Une observation en passant : Pourquoi la diplomatie arabe n’a pas mis tout son poids dans l’organisation de cette conférence, laissant face à face l’ogre sioniste et la brebis palestinienne ?

La Palestine constituait tellement ce dogme que lorsque Sadate avait signé la paix avec Israël en 1979 sans avoir réglé le conflit palestinien, l’Egypte, tout de même, a été exclue de la Ligue Arabe et le siège de la L.A. transféré à Tunis. Ce qui ne risque pas d’arriver aux ÉAU, ni à Bahreïn, ni à Oman, ni au Soudan, ni à l’Arabie Saoudite, ni à d’autres pays qui n’attendent que la bonne feuille de vigne qui couvrirait leur indignité.

Le vent a tourné. Le travail de sape des sionistes a payé. Leur politique du fait accompli aussi. Israël a bravé tous les Cassandres qui lui promettaient les pires catastrophes. C’est une bonne leçon à méditer pour ceux qui veulent appréhender les relations internationales dans leur dure réalité.

Ayant été un militant de l’intérieur, dont le bagage idéologique s’est constitué progressivement avec les années, je m’étais imbibé de certains traits propres à l’idéologie sioniste, renforcés par mes nombreuses visites familiales en Israël et par cette imprégnation du quotidien qui échappent à l’observateur étranger. Ce qui m’amène à penser que ceux qui combattent le sionisme n’en ont pas cette connaissance intime et ne prennent pas les voies efficaces pour le combattre.

• **Enregistrements fournis**
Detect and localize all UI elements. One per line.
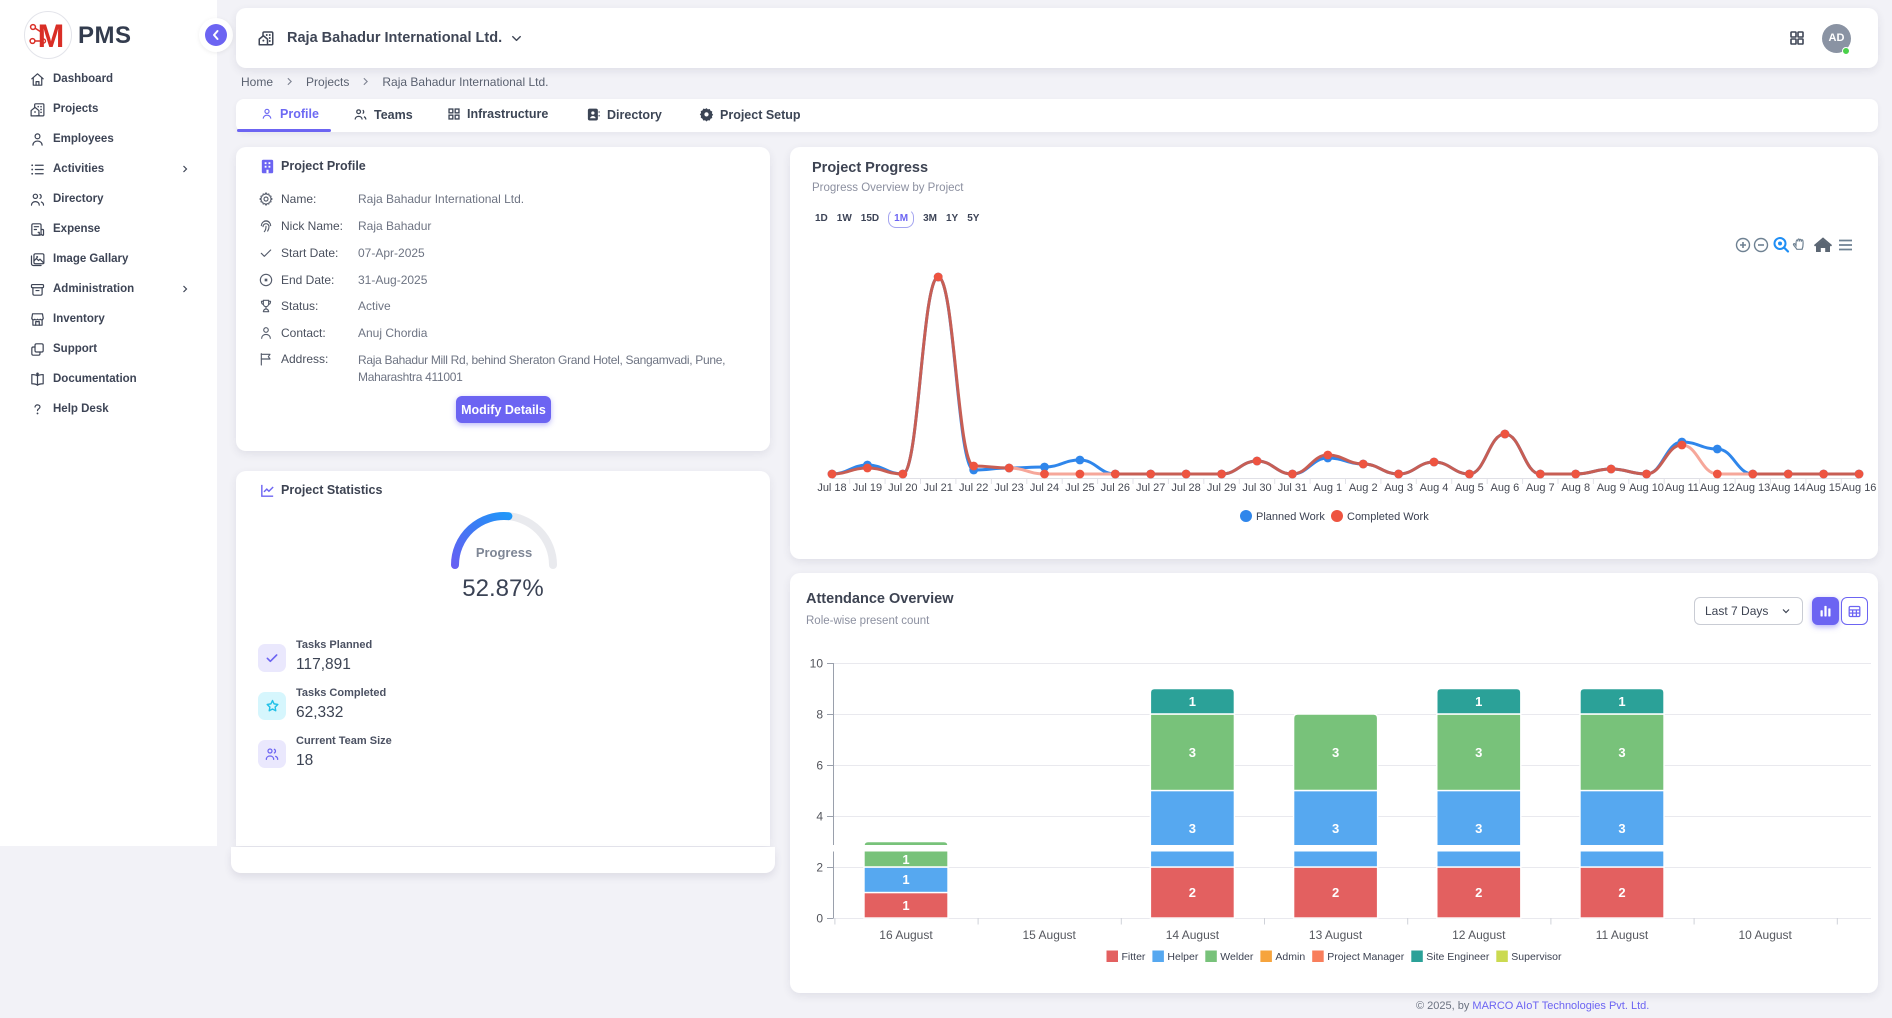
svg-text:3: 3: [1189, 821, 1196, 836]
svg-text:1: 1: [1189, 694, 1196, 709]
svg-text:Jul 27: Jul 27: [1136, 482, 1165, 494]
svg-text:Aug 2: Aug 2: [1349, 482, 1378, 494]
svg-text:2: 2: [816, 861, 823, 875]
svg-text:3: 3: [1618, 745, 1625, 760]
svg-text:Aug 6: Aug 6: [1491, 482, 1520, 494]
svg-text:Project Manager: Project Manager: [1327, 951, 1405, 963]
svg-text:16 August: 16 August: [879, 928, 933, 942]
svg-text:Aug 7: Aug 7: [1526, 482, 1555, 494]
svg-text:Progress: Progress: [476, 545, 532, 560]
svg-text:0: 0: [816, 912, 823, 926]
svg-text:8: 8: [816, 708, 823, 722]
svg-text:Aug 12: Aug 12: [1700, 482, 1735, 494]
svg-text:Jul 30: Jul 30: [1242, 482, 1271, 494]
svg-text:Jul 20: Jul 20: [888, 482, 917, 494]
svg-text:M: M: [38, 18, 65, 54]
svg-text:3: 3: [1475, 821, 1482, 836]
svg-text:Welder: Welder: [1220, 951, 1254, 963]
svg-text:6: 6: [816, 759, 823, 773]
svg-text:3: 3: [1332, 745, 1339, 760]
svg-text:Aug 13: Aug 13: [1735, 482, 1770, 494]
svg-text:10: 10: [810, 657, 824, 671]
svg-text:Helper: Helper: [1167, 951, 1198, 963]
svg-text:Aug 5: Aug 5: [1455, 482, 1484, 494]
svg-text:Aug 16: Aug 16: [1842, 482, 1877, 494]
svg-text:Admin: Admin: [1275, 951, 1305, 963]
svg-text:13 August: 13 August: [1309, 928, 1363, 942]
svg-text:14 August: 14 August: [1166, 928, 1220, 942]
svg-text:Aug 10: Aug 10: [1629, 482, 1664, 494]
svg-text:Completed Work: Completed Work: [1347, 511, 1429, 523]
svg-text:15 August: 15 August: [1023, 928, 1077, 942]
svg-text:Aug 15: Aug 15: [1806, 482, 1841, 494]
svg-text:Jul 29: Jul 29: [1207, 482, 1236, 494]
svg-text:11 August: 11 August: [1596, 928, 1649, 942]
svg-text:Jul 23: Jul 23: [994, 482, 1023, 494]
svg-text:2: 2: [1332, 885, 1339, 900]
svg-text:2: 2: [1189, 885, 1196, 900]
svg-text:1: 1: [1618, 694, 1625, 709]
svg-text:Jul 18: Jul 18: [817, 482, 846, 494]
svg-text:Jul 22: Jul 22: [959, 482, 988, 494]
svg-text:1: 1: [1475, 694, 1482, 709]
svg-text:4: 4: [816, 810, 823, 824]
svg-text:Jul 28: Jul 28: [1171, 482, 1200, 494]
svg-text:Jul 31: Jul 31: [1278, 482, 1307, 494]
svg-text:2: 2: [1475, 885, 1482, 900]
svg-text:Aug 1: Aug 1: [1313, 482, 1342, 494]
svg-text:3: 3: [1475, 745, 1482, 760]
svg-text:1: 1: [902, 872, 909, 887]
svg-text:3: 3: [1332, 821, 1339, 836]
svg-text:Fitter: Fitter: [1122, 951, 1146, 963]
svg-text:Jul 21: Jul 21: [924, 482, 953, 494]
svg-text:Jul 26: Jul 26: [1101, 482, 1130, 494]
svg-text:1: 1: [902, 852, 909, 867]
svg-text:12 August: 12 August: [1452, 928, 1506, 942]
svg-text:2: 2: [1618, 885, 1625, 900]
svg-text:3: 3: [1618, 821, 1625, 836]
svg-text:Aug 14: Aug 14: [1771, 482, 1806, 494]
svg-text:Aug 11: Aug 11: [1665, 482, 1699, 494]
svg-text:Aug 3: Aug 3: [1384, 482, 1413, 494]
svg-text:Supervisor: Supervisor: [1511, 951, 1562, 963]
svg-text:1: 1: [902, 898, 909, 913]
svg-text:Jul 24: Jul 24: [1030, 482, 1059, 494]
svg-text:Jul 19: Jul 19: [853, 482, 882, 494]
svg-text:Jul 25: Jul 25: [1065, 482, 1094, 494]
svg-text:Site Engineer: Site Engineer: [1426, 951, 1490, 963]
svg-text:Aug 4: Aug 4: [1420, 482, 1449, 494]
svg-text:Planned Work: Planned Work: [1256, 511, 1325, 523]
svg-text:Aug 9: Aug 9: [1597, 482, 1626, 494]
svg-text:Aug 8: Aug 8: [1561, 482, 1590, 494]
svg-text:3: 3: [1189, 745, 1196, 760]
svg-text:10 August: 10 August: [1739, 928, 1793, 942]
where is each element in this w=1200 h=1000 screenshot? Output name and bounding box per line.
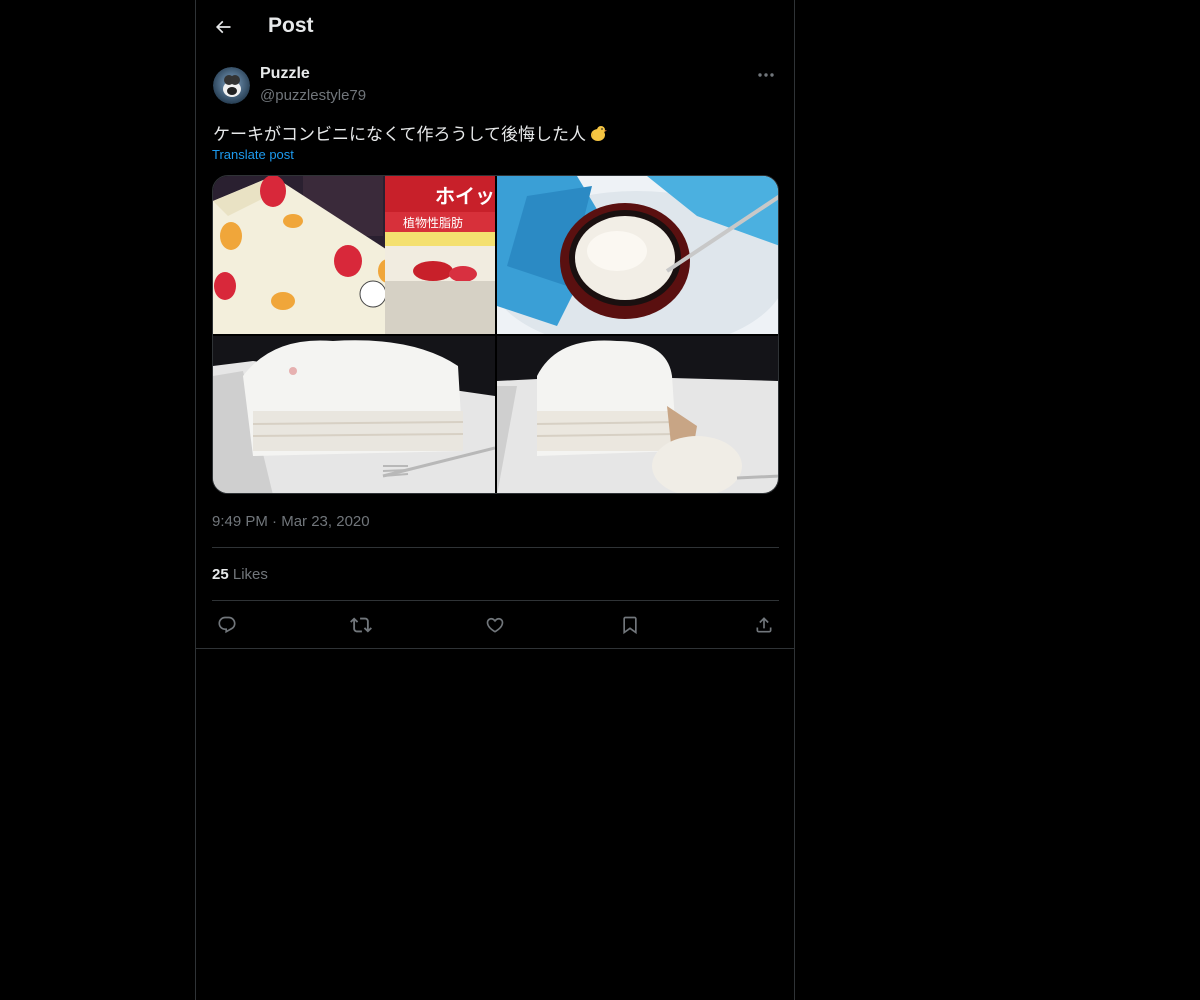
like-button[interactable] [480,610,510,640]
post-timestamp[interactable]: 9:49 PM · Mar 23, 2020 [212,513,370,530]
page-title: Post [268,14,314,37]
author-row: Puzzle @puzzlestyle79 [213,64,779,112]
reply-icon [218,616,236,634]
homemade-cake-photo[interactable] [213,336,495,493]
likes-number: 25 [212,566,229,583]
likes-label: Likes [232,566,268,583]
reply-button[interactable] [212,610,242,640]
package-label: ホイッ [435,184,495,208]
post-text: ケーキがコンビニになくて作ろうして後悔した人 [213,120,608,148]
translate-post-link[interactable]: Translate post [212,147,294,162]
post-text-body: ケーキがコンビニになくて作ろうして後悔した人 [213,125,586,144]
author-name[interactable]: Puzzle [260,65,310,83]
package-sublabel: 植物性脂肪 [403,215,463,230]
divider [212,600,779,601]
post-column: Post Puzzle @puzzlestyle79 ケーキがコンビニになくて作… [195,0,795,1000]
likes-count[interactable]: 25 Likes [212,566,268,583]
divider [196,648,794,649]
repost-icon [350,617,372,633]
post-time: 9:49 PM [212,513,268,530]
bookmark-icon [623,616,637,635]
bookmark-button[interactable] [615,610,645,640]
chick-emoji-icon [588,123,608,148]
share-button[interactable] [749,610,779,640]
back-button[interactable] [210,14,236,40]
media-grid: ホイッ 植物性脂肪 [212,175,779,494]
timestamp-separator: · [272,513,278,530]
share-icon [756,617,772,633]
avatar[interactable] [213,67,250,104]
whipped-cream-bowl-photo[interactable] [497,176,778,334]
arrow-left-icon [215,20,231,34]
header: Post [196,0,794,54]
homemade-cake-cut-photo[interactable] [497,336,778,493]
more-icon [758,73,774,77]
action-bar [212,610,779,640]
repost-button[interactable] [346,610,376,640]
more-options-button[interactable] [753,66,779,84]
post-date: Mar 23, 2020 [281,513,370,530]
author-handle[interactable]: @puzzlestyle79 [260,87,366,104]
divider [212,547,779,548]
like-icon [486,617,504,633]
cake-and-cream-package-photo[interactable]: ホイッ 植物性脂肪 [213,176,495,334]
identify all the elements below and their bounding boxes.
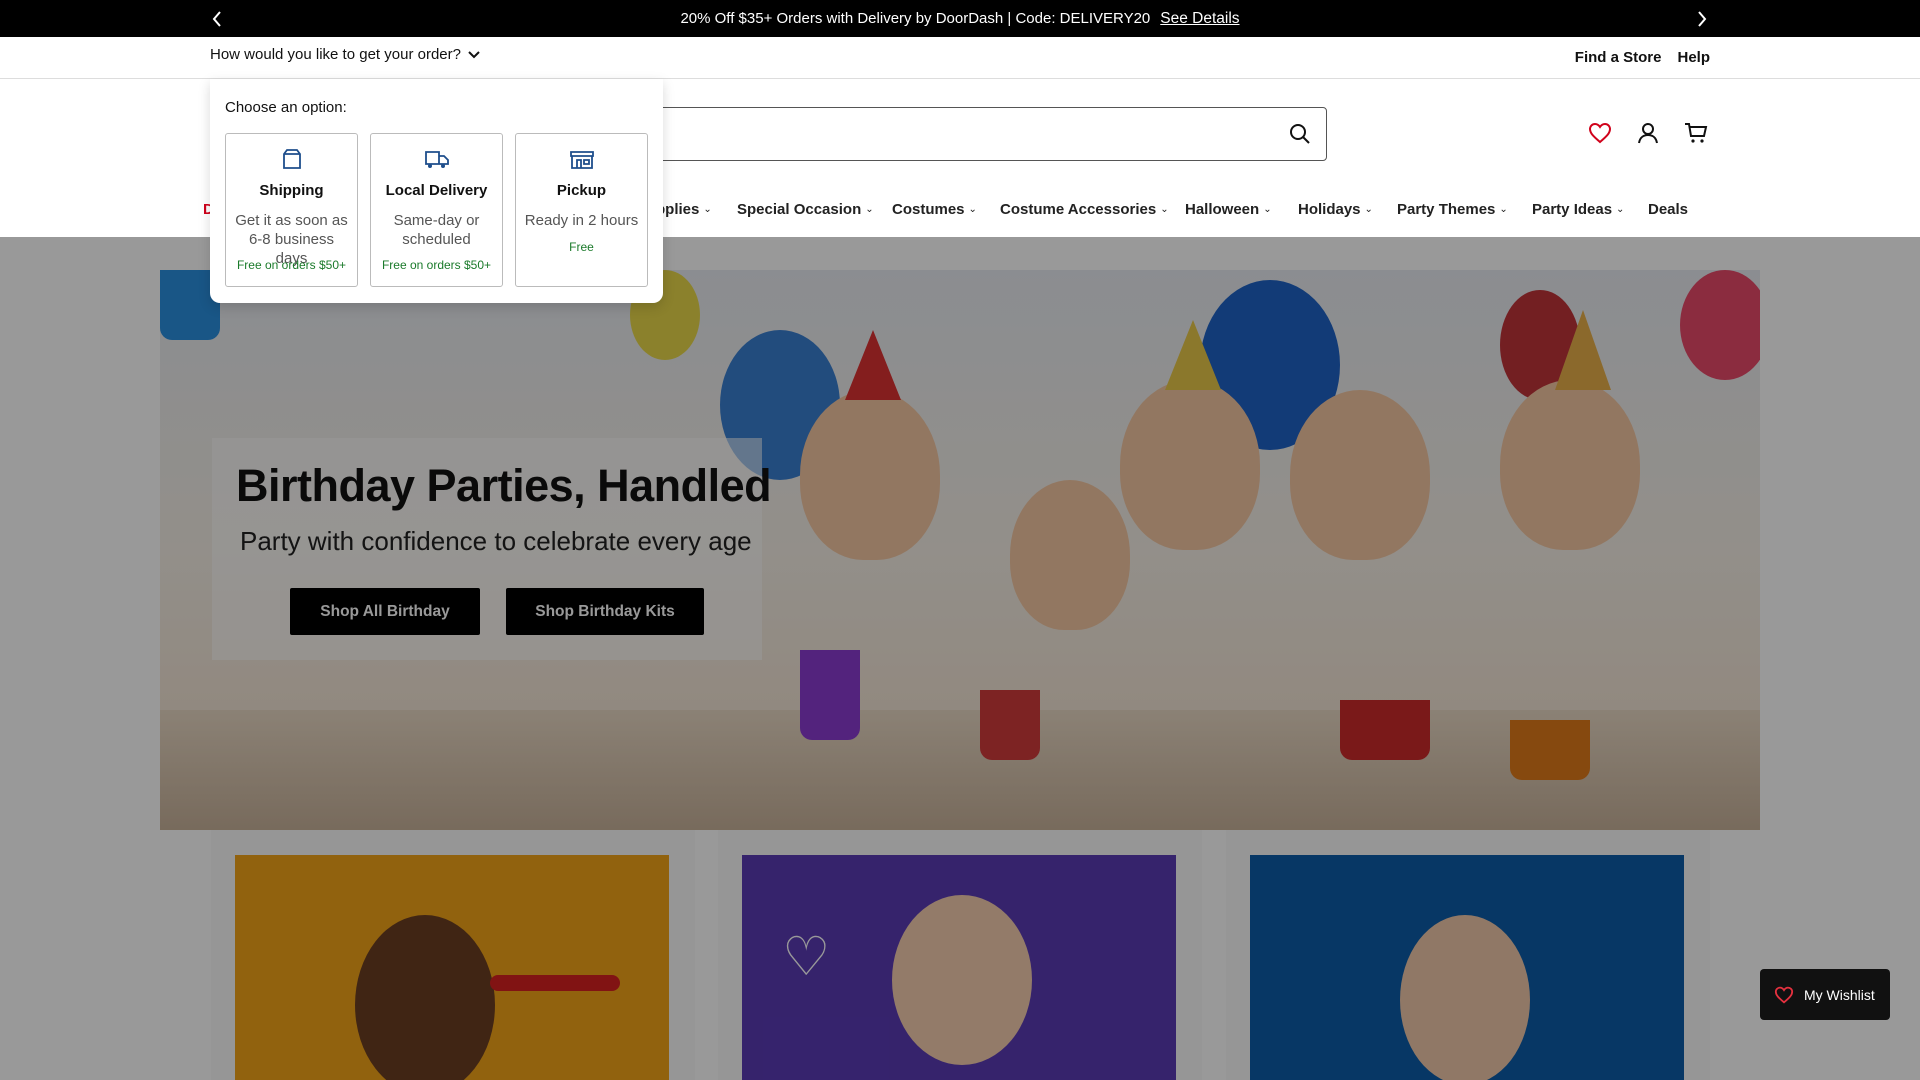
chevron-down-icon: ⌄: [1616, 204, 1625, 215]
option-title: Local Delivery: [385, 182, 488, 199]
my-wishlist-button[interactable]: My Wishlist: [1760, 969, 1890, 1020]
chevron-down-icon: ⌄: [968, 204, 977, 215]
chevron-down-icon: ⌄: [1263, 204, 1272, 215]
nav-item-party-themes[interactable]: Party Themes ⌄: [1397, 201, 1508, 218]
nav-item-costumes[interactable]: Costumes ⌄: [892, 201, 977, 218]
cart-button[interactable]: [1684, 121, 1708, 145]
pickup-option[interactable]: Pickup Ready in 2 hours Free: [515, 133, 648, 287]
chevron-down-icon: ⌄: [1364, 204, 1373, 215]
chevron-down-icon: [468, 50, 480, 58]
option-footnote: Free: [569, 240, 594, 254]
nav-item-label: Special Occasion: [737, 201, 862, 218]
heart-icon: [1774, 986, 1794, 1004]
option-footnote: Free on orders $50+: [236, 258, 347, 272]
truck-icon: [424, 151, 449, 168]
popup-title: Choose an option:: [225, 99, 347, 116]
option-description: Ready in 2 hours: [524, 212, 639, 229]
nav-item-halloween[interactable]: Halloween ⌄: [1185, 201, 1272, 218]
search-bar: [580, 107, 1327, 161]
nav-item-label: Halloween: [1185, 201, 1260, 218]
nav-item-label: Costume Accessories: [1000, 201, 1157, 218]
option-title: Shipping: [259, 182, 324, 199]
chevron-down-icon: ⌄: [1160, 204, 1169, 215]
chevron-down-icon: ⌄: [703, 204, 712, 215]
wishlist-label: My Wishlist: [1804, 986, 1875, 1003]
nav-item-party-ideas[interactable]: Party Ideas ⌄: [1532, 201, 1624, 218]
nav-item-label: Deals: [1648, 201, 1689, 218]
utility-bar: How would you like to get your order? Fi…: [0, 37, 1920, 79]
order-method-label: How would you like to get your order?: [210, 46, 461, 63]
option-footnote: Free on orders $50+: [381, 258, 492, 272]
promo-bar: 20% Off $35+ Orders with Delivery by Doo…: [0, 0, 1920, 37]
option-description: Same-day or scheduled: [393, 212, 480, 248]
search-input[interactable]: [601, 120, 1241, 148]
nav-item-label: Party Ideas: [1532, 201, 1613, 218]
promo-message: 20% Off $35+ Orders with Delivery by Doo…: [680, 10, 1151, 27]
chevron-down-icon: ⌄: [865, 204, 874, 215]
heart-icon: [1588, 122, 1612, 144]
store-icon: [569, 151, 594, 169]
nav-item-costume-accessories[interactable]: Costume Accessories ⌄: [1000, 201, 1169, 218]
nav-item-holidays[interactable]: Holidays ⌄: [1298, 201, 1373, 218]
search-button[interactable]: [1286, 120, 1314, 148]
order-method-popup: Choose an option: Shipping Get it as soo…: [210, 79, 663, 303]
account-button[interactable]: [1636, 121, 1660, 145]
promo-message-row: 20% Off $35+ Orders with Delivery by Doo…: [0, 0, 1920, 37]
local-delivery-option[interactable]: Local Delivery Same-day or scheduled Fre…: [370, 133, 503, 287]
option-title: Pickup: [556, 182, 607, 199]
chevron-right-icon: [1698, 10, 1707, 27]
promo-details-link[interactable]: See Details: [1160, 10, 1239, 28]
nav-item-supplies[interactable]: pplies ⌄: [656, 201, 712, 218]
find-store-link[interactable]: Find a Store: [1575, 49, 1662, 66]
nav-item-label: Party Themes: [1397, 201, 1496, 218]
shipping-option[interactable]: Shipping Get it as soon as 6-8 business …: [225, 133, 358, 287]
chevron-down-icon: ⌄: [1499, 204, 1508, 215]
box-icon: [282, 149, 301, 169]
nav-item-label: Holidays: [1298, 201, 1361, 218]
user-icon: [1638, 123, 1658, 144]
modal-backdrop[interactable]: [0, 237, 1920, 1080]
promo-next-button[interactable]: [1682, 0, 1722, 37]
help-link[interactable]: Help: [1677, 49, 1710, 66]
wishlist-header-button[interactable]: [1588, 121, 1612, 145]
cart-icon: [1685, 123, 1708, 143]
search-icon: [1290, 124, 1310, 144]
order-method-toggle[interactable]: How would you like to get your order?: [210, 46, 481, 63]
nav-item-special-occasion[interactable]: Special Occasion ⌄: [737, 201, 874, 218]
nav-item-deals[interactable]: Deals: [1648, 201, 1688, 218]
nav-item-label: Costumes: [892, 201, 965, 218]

• **Consigne A**
Condensez en deux phrases le paragraphe du texte qui commence par « Le vent a tourné », sans perdre ses faits principaux.
• **Consigne B**
Poursuivez le texte sur le sionisme et la cause palestinienne à partir de sa dernière phrase.
Vous n'aurez pas besoin des enregistrements.

• **Réponse A**
Le vent a tourné : le travail de sape des sionistes et leur politique du fait accompli ont payé, et Israël a défié tous les Cassandres qui lui prédisaient les pires catastrophes. C’est une leçon à méditer pour qui veut saisir les relations internationales dans leur dure réalité.

• **Réponse B**
J’ai un compte à régler avec le sionisme. Et je parle au nom des centaines de milliers de juifs extirpés du Maroc et d’autres pays arabes pour servir un projet de conquête qui ne les concernait pas. Et lorsque ces juifs ne répondaient aux sirènes de cette idéologie, ils se sont installés ailleurs, car l’objectif du sionisme, insidieux mais implacable, fut de rendre toute coexistence judéo-arabe impossible. C’est une immense tragédie humaine, religieuse, spirituelle, intellectuelle, civilisationnelle, que l’effacement de ces communautés millénaires, avec leurs coutumes et leurs savoirs. Voilà un des crimes du sionisme. Un crime qui passe quasiment inaperçu, oublié dans les limbes de l’Histoire. Un crime que les pays arabes omettent de comptabiliser dans le bilan du conflit.

Ce fut ma première confrontation concrète avec le sionisme, ce qui m’a fait basculer dans le rejet et le dégoût, avant même d’étayer avec les arguments historiques et politiques, lorsque j’ai vu ces juifs marocains, dévastés et dans un état de sidération, ne comprenant pas ce qui leur arrivait et n’ayant même pas les mots pour l’exprimer. Comment était-ce possible d’arriver dans un pays « juif » et d’être traités comme des parias, des êtres inférieurs, humiliés, moqués, ballottés, écrasés, manipulés, maltraités, chargés par les flics ?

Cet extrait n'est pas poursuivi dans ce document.